Dataset rows:

######

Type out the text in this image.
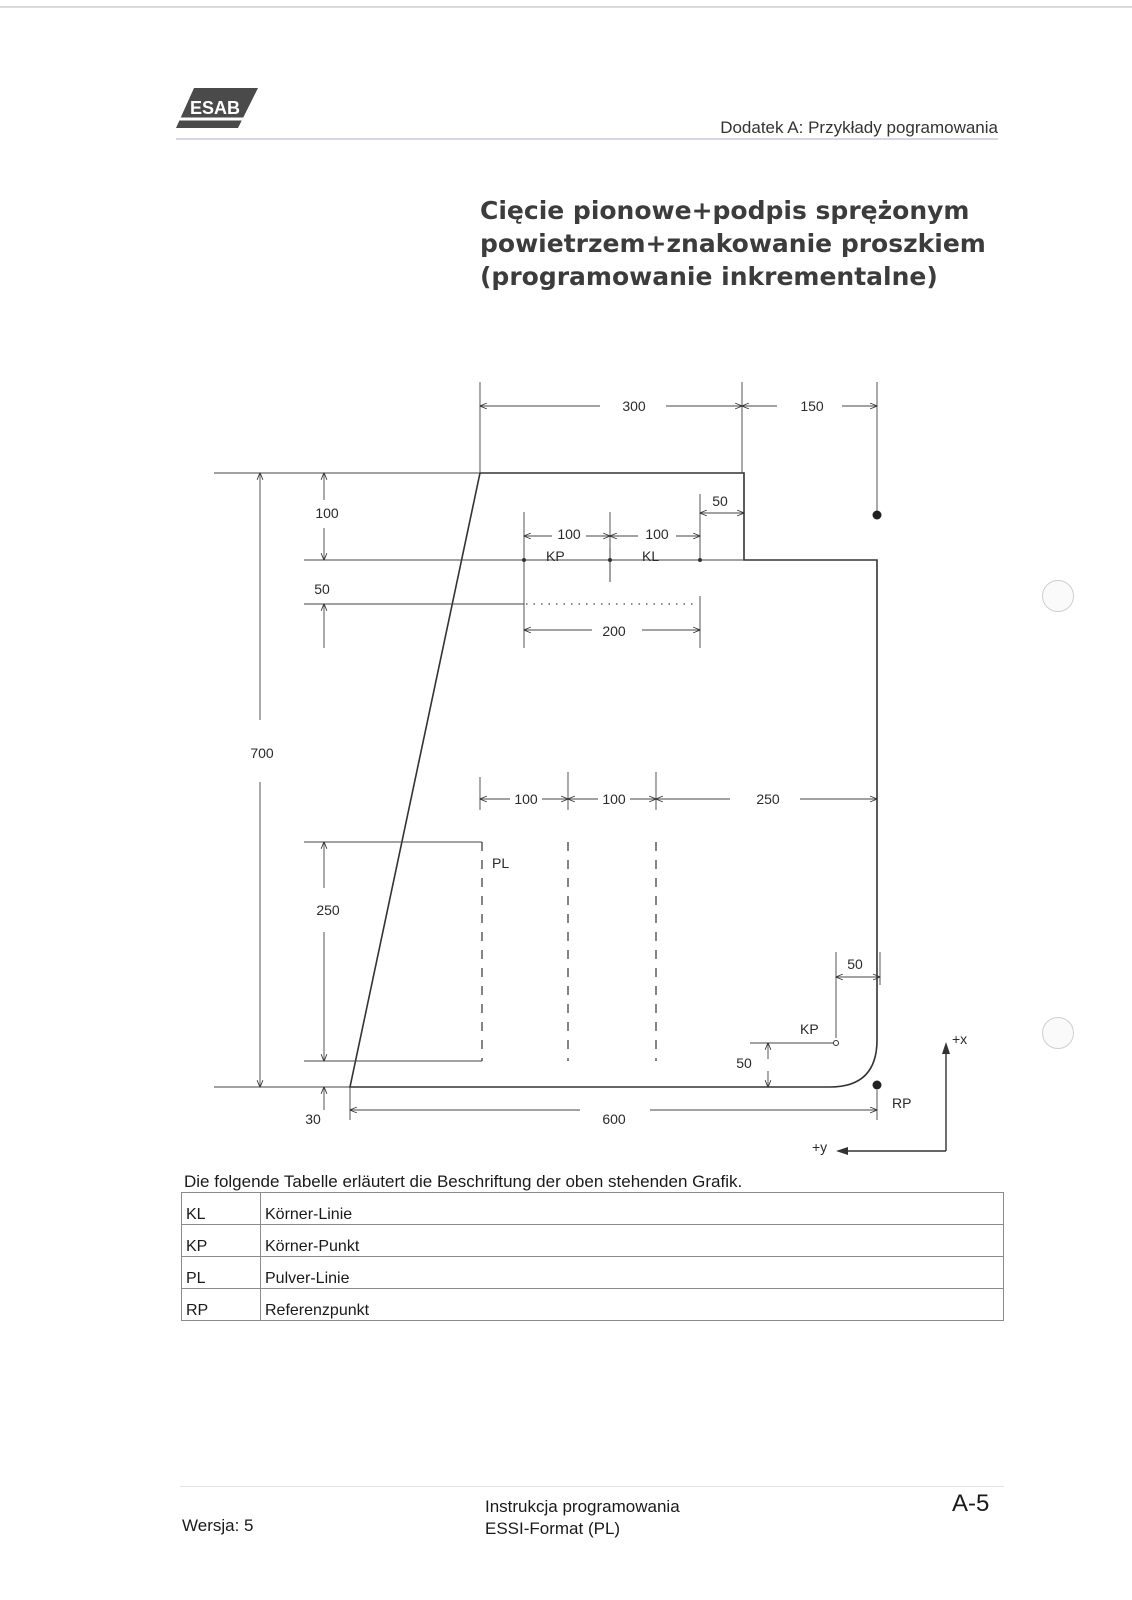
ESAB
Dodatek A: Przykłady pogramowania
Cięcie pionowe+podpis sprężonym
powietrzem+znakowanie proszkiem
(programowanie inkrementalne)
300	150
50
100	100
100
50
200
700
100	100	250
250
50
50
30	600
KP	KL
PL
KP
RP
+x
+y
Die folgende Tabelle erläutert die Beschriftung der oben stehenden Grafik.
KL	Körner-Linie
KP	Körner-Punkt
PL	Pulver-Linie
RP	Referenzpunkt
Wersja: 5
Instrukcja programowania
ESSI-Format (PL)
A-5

######

Request: Keep the pictures out and write out the records exactly.

Solution to this problem:
Type out the text in this image.
ESAB
Dodatek A: Przykłady pogramowania
Cięcie pionowe+podpis sprężonym
powietrzem+znakowanie proszkiem
(programowanie inkrementalne)
300	150
50
100	100
100
50
200
700
100	100	250
250
50
50
30	600
KP	KL
PL
KP
RP
+x
+y
Die folgende Tabelle erläutert die Beschriftung der oben stehenden Grafik.
KL	Körner-Linie
KP	Körner-Punkt
PL	Pulver-Linie
RP	Referenzpunkt
Wersja: 5
Instrukcja programowania
ESSI-Format (PL)
A-5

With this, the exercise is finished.